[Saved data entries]
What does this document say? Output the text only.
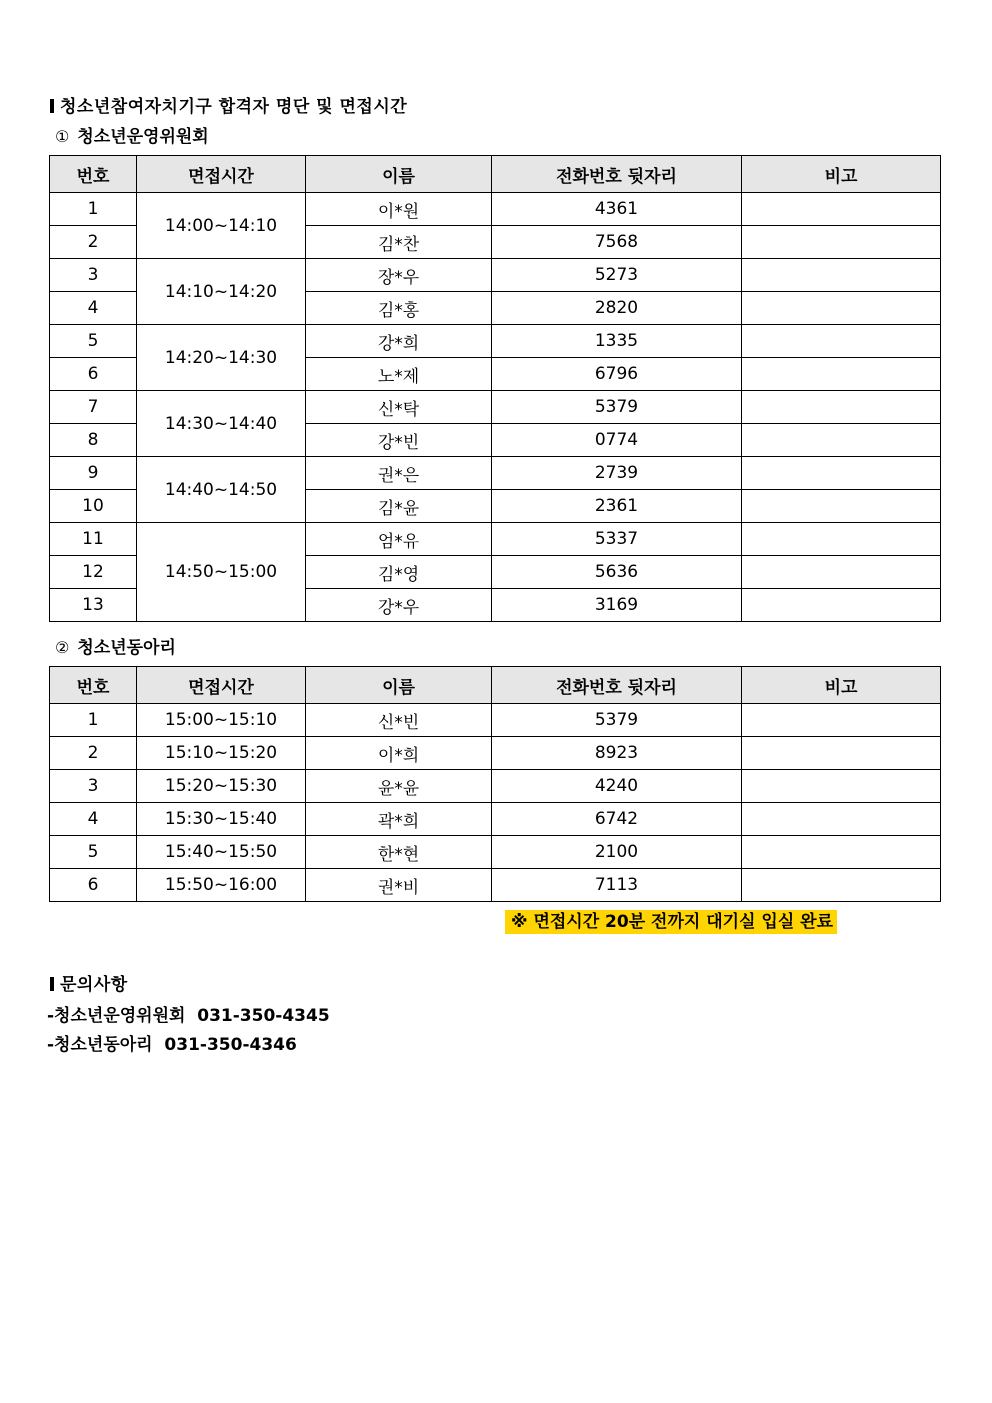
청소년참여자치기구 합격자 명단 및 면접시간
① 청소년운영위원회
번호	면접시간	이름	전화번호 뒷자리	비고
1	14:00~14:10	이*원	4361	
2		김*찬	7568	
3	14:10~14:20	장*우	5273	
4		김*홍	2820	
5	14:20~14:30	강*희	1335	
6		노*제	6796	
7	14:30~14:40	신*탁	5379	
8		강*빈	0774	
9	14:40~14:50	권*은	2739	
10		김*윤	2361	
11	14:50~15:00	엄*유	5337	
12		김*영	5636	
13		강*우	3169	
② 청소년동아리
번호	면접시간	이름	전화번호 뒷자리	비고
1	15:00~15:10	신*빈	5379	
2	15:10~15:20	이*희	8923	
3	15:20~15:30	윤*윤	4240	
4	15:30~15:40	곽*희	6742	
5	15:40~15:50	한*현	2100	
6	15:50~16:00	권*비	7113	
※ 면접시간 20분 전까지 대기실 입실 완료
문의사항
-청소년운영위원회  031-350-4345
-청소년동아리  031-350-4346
* * *
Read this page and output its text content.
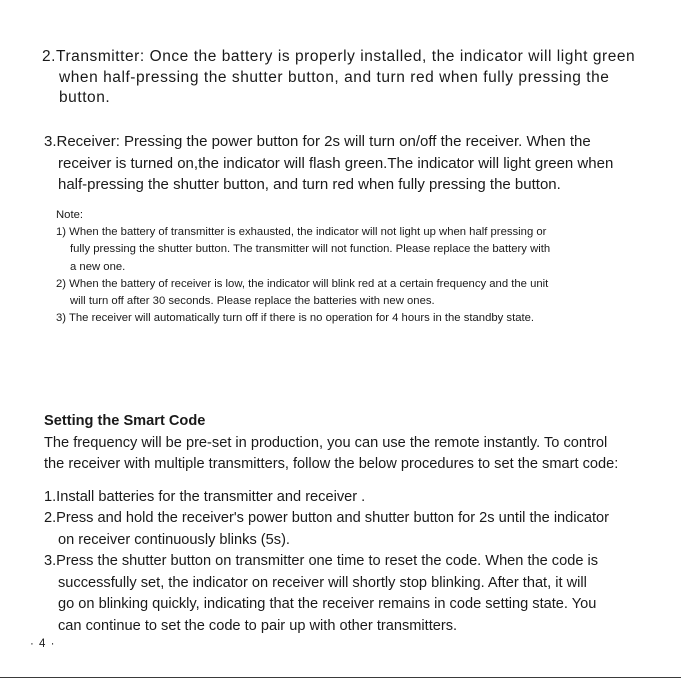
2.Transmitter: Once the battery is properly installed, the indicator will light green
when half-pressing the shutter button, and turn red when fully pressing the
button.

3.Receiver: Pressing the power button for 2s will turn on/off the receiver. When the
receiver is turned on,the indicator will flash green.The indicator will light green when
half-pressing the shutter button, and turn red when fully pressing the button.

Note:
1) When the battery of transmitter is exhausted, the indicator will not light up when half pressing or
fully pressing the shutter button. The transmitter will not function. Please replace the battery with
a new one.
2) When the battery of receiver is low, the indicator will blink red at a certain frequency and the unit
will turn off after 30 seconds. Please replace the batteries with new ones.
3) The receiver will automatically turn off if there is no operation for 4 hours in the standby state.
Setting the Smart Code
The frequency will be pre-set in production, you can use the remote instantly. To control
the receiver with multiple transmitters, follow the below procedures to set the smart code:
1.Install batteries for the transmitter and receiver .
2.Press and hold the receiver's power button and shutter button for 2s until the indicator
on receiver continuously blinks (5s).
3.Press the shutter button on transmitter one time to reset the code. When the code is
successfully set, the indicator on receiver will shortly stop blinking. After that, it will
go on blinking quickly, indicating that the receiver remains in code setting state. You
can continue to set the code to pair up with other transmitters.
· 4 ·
==
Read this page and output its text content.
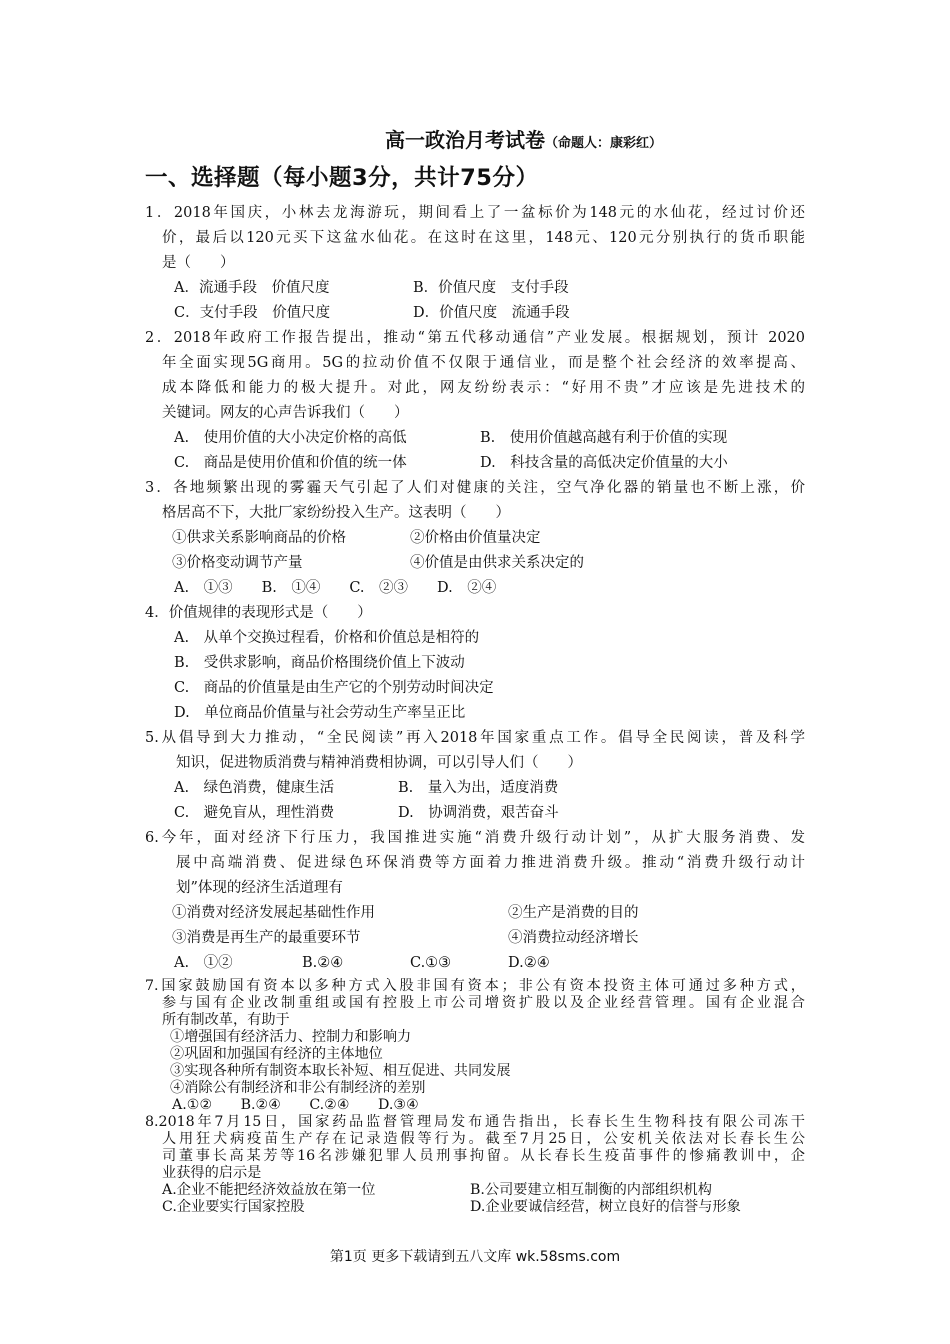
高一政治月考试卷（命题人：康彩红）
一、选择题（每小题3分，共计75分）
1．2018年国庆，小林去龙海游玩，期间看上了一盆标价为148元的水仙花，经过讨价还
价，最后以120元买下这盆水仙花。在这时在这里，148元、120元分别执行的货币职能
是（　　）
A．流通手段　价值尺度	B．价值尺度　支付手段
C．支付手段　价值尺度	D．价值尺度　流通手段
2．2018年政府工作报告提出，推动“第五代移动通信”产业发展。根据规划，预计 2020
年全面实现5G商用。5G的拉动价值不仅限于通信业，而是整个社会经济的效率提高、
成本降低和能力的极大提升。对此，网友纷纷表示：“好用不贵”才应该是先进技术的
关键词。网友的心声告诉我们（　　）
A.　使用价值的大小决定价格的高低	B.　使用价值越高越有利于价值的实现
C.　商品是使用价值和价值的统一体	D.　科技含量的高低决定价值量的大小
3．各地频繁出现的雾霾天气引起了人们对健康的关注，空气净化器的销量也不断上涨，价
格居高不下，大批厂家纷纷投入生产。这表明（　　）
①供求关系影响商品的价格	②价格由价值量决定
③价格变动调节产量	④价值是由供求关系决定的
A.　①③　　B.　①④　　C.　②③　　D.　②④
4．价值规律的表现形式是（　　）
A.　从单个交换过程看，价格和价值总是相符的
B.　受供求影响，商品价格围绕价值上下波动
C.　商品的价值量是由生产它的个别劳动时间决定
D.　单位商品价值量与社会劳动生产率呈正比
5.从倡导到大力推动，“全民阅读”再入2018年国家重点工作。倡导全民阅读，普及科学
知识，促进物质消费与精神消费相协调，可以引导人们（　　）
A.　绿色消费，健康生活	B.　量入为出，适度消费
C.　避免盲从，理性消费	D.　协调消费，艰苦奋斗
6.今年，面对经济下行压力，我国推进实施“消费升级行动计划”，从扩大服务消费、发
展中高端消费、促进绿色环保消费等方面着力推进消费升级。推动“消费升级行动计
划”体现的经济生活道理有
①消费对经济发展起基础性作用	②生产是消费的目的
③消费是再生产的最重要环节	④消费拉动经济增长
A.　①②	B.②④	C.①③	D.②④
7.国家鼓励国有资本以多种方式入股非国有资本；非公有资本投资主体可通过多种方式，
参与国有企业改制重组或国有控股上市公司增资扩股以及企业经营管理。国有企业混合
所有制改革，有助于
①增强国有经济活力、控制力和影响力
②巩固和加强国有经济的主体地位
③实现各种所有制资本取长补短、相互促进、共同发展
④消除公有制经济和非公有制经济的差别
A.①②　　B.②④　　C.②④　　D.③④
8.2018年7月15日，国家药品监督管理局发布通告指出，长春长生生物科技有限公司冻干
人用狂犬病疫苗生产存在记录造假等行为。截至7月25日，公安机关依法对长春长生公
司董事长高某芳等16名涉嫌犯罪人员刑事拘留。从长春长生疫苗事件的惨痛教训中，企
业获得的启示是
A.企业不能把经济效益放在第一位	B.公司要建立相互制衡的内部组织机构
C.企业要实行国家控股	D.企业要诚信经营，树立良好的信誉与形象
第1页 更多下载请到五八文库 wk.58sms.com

> Task description: Report how many lines of the preceding records include "价值尺度". Output the number only.

> Correct response: 2